What you will do | All lines from the one containing "OCR this image." through the last line of the listing below are to be copied exactly. Exclude the pictures.

++++++++++++++++++++

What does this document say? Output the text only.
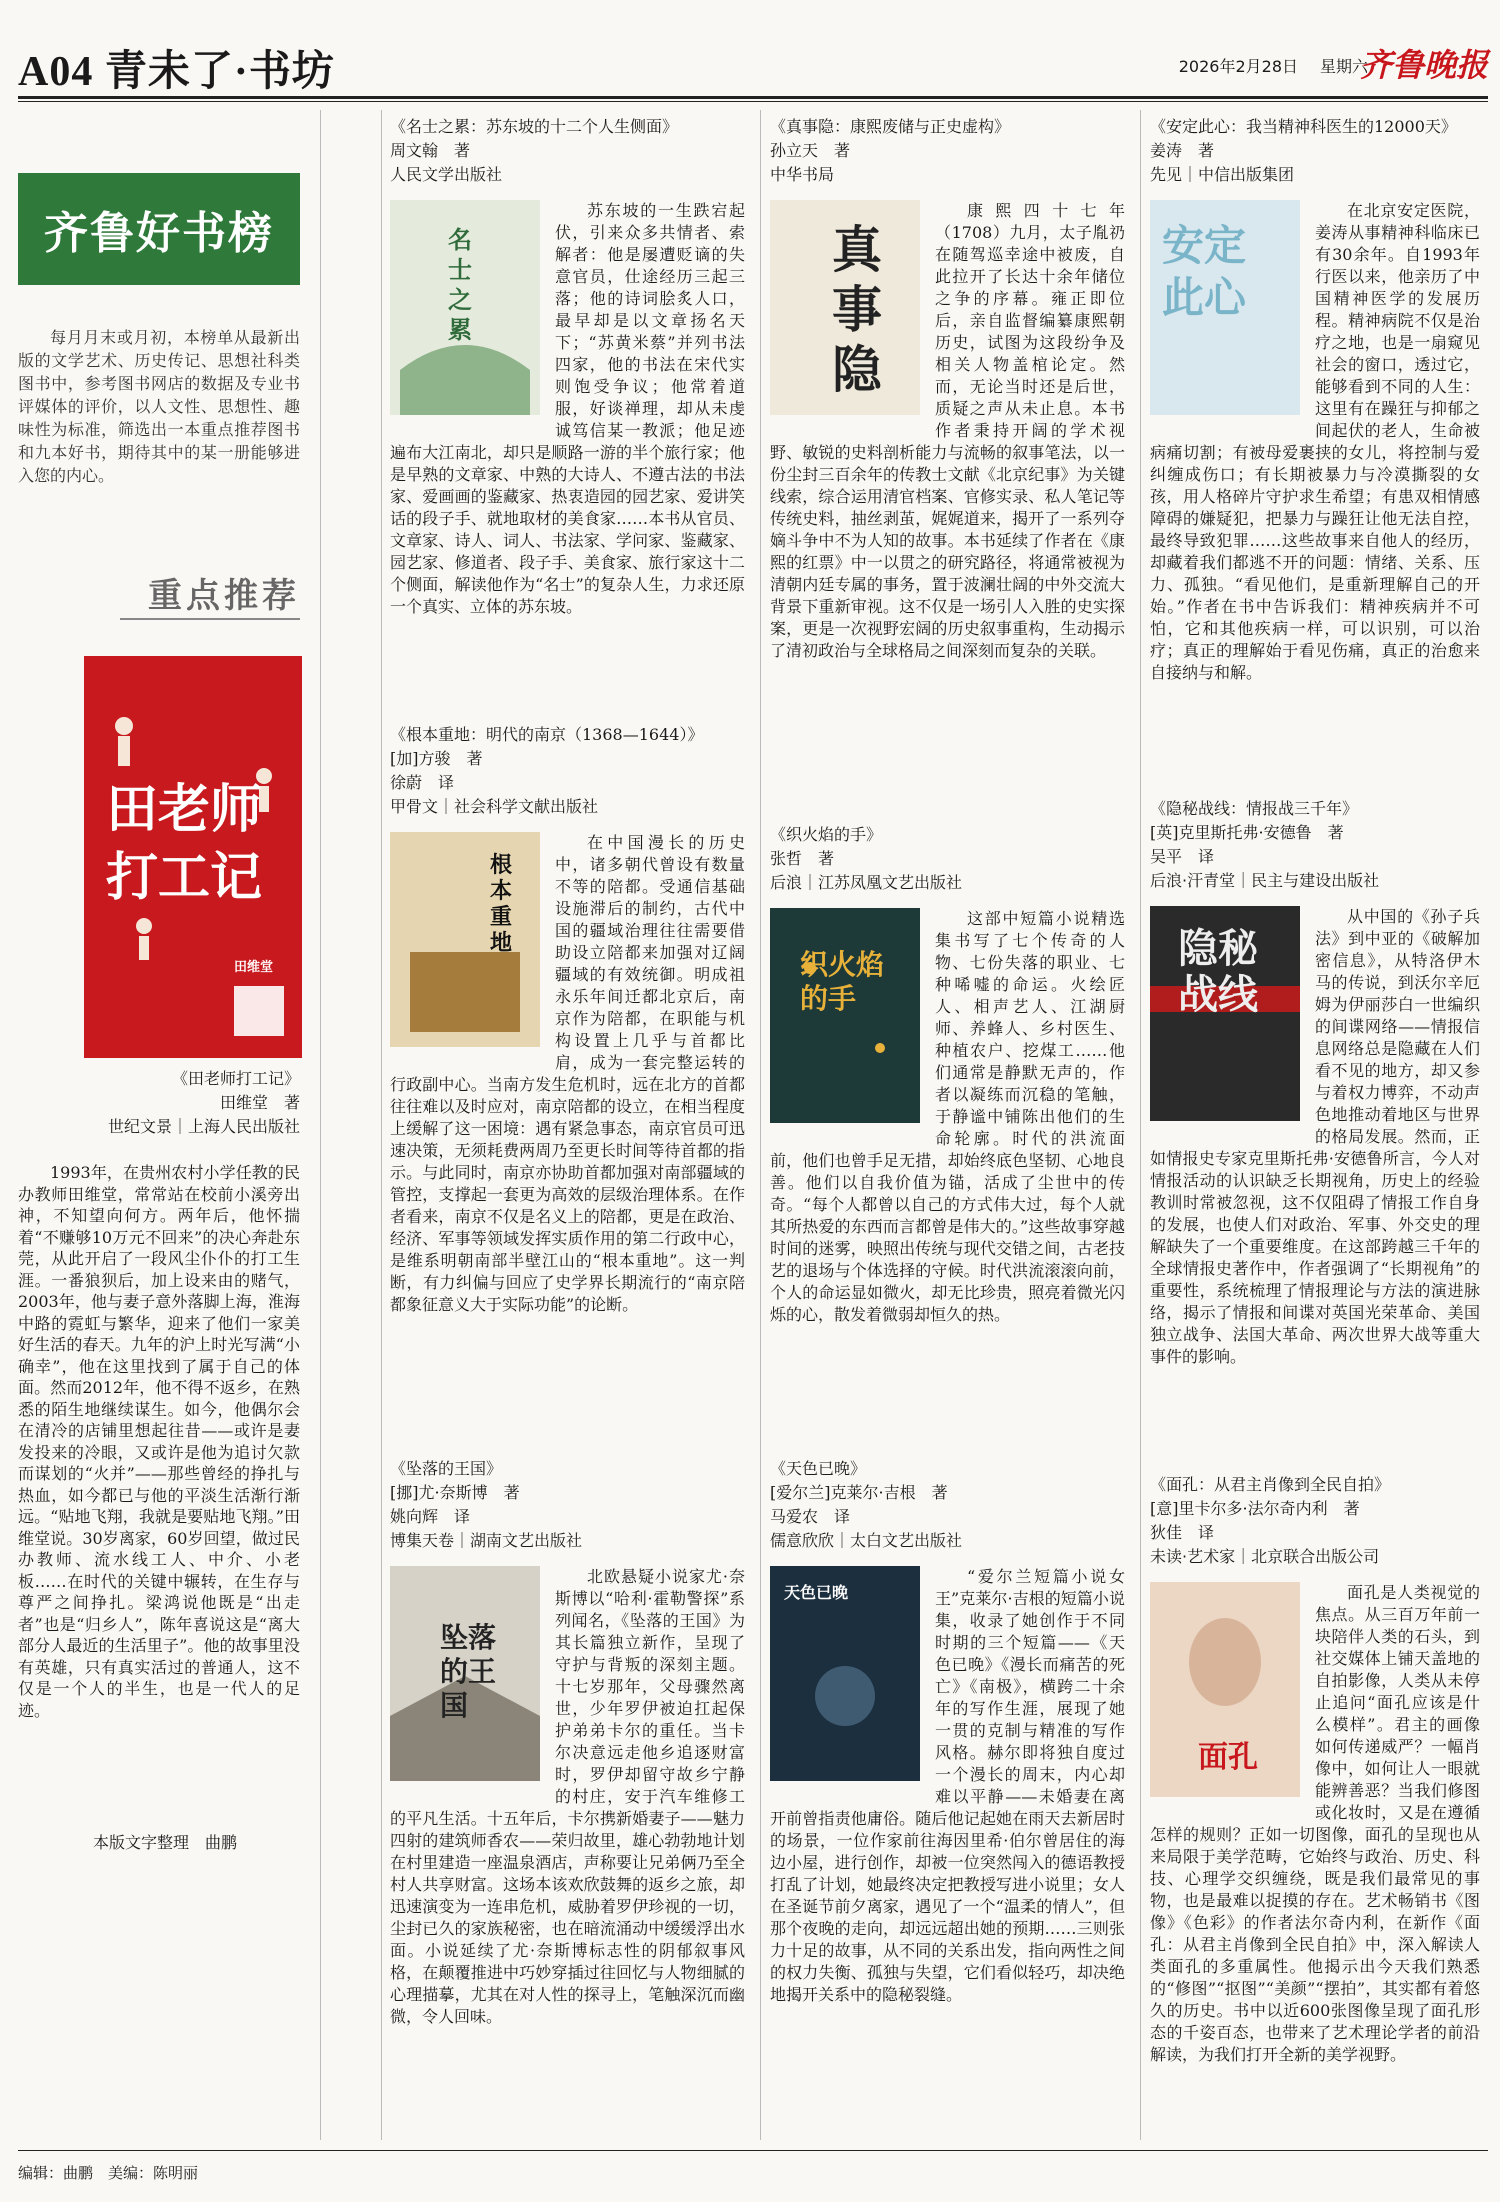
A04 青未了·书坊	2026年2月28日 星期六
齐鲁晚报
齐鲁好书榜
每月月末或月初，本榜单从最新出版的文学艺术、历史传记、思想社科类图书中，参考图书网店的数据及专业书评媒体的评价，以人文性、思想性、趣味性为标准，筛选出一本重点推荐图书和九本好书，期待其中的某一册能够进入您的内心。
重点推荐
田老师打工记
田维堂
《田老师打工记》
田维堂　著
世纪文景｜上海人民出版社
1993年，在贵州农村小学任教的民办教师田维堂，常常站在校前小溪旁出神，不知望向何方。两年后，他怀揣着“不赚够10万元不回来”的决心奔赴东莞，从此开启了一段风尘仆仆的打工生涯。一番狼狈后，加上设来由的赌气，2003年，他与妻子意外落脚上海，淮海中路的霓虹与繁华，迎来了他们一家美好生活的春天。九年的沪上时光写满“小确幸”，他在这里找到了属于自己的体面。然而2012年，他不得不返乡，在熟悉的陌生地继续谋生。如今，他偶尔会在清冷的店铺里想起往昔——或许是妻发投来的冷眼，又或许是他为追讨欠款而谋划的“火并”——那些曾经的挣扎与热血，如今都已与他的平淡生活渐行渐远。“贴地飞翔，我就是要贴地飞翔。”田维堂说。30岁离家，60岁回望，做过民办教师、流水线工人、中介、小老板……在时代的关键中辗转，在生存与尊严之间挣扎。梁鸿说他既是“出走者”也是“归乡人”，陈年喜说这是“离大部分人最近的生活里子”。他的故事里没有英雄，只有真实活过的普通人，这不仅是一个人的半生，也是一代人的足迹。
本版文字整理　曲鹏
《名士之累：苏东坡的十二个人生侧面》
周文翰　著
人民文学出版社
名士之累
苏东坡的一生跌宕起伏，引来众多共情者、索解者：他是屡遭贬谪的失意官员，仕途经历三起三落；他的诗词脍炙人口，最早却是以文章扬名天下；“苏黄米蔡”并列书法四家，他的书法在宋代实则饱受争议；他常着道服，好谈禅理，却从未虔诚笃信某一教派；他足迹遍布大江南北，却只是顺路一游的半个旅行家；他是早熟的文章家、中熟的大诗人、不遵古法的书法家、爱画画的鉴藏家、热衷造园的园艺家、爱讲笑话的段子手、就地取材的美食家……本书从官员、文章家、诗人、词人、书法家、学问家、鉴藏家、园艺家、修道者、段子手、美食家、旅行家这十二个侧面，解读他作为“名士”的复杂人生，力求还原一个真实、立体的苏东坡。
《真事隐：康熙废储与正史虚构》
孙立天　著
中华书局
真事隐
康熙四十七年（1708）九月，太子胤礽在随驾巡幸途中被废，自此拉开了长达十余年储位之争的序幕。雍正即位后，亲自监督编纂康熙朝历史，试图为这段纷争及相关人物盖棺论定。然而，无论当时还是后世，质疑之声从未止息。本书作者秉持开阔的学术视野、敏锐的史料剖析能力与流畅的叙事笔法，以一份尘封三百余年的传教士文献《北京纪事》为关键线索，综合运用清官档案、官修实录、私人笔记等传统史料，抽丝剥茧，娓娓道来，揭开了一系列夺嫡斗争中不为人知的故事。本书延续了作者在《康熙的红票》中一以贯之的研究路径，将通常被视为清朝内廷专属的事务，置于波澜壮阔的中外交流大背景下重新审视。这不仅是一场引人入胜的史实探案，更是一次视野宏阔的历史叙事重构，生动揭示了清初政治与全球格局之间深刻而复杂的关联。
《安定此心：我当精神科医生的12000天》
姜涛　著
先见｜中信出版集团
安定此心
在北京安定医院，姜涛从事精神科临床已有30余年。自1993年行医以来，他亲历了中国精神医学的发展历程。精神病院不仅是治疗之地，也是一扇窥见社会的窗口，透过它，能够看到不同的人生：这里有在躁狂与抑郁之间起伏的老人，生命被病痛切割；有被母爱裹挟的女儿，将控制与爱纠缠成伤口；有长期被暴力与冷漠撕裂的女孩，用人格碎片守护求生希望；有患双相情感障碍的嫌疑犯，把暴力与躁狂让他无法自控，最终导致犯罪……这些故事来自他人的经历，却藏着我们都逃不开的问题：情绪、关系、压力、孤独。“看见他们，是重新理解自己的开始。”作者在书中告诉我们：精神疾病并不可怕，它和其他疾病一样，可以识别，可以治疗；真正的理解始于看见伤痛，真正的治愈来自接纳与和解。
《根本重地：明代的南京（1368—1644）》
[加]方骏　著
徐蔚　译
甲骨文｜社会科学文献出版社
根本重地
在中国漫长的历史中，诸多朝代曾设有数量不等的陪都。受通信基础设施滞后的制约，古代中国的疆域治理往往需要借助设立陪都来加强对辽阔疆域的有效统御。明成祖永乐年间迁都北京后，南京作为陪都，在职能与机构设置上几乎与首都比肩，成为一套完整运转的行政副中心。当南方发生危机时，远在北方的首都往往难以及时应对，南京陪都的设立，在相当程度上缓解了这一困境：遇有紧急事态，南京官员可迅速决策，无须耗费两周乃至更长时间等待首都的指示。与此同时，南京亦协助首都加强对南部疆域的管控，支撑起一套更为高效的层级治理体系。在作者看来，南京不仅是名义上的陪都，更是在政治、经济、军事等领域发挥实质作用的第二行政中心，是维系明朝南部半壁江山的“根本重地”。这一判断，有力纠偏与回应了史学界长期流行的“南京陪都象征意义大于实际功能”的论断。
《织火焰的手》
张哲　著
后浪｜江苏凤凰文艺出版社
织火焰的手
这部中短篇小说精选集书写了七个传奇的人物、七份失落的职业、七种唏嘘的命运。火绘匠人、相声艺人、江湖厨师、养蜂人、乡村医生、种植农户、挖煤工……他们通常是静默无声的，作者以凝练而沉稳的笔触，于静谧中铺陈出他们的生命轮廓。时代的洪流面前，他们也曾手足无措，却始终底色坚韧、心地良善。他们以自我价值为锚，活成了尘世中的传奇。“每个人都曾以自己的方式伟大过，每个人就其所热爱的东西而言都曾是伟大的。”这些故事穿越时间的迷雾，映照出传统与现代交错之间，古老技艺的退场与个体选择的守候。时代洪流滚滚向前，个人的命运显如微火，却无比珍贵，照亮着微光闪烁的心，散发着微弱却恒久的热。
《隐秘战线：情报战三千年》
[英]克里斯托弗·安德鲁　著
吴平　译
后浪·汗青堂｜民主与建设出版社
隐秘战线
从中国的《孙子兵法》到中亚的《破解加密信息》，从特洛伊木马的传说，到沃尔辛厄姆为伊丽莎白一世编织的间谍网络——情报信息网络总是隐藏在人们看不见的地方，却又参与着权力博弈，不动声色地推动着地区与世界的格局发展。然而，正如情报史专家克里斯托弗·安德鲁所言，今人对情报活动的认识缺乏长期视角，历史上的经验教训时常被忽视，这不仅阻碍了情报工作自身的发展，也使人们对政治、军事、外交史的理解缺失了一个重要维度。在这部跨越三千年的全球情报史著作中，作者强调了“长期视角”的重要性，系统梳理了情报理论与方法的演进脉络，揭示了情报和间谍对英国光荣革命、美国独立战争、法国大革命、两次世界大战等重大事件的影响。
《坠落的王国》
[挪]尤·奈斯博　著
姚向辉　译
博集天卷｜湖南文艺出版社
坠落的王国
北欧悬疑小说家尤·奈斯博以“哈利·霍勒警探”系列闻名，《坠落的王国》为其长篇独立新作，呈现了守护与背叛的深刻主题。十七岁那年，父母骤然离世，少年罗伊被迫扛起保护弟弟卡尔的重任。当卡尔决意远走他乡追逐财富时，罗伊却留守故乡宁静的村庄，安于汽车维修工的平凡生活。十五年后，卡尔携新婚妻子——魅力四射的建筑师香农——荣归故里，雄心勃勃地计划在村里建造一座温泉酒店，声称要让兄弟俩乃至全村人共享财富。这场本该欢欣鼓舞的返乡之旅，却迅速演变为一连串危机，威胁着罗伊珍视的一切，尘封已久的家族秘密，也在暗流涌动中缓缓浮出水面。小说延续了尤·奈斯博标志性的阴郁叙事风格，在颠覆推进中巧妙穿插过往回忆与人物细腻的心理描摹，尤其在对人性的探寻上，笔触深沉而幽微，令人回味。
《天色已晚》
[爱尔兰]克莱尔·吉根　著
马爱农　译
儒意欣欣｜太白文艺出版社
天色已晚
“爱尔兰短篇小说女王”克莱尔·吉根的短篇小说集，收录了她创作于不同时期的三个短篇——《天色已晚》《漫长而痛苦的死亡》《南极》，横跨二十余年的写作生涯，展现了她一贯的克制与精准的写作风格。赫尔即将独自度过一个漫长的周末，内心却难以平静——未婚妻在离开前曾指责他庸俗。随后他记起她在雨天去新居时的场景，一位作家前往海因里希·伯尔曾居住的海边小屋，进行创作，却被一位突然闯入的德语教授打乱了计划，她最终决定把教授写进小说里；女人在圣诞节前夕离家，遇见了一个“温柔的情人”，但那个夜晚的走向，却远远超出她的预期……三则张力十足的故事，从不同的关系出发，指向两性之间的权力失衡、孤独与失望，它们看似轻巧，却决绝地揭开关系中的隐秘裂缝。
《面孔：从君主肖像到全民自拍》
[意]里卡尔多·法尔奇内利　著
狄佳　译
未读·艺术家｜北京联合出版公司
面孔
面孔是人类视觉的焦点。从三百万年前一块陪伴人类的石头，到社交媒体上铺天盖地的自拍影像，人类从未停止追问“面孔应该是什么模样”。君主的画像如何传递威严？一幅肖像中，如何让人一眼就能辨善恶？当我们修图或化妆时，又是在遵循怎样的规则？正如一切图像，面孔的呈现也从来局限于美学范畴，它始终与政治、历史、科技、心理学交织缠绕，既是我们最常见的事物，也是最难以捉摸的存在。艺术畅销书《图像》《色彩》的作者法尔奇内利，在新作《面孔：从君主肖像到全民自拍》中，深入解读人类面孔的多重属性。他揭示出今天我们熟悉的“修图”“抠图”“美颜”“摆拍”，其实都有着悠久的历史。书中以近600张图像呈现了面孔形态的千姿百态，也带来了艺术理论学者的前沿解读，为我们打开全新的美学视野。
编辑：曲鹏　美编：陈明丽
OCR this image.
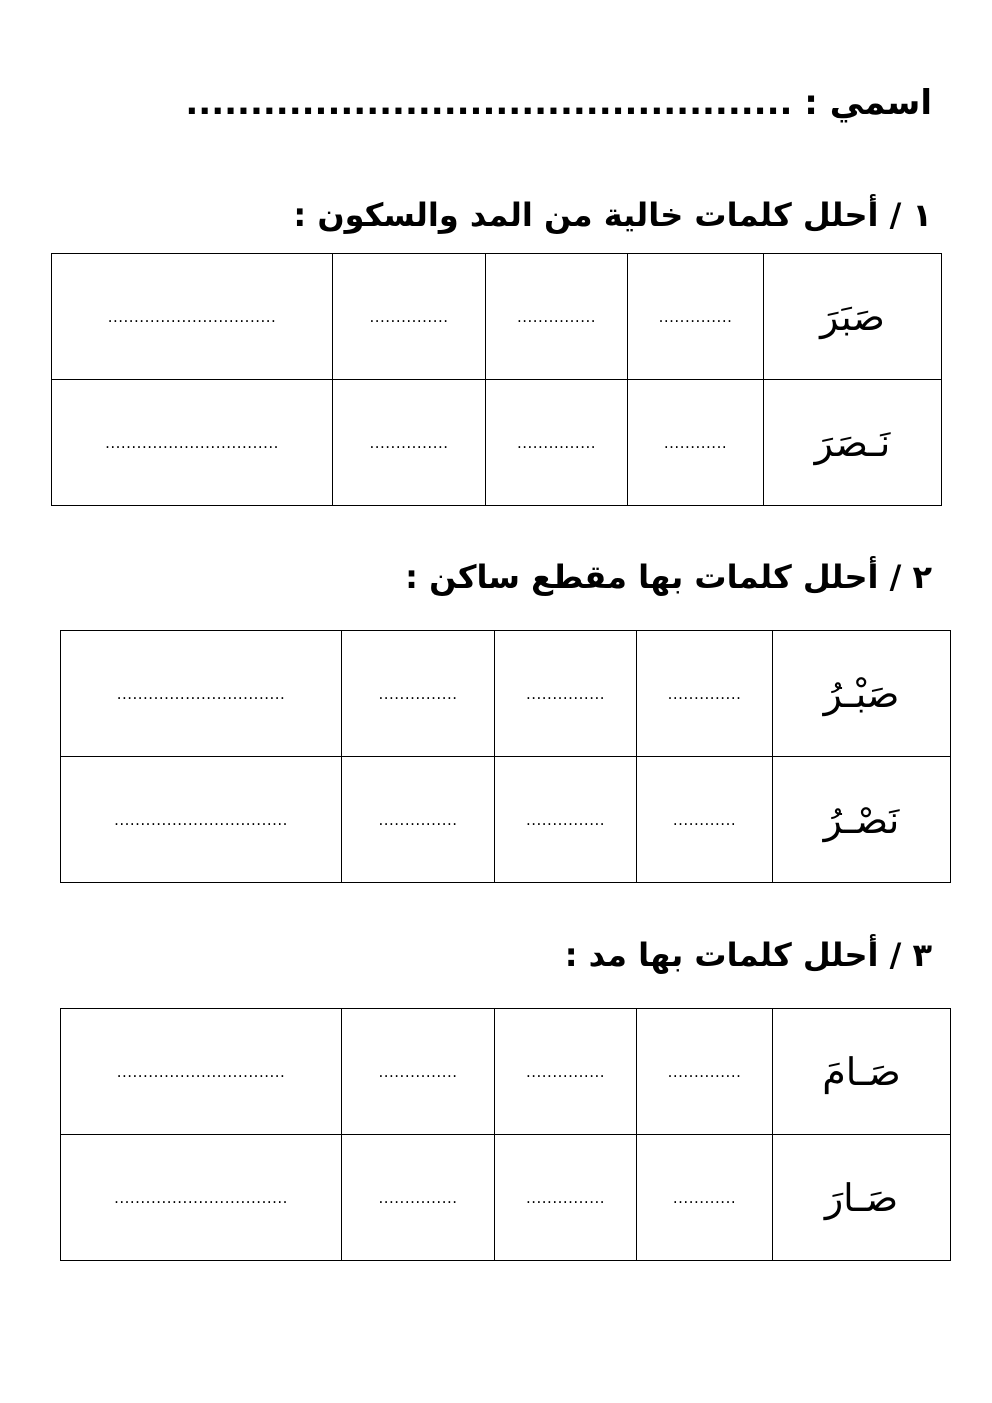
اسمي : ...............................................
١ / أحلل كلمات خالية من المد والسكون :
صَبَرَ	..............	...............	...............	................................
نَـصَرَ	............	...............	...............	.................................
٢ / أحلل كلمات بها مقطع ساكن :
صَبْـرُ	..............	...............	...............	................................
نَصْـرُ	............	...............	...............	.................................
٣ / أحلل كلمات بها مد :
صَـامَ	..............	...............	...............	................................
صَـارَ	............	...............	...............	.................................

++++++++++++++++++++

Solution for this exercise |
OCR this image.
اسمي : ...............................................
١ / أحلل كلمات خالية من المد والسكون :
صَبَرَ	..............	...............	...............	................................
نَـصَرَ	............	...............	...............	.................................
٢ / أحلل كلمات بها مقطع ساكن :
صَبْـرُ	..............	...............	...............	................................
نَصْـرُ	............	...............	...............	.................................
٣ / أحلل كلمات بها مد :
صَـامَ	..............	...............	...............	................................
صَـارَ	............	...............	...............	.................................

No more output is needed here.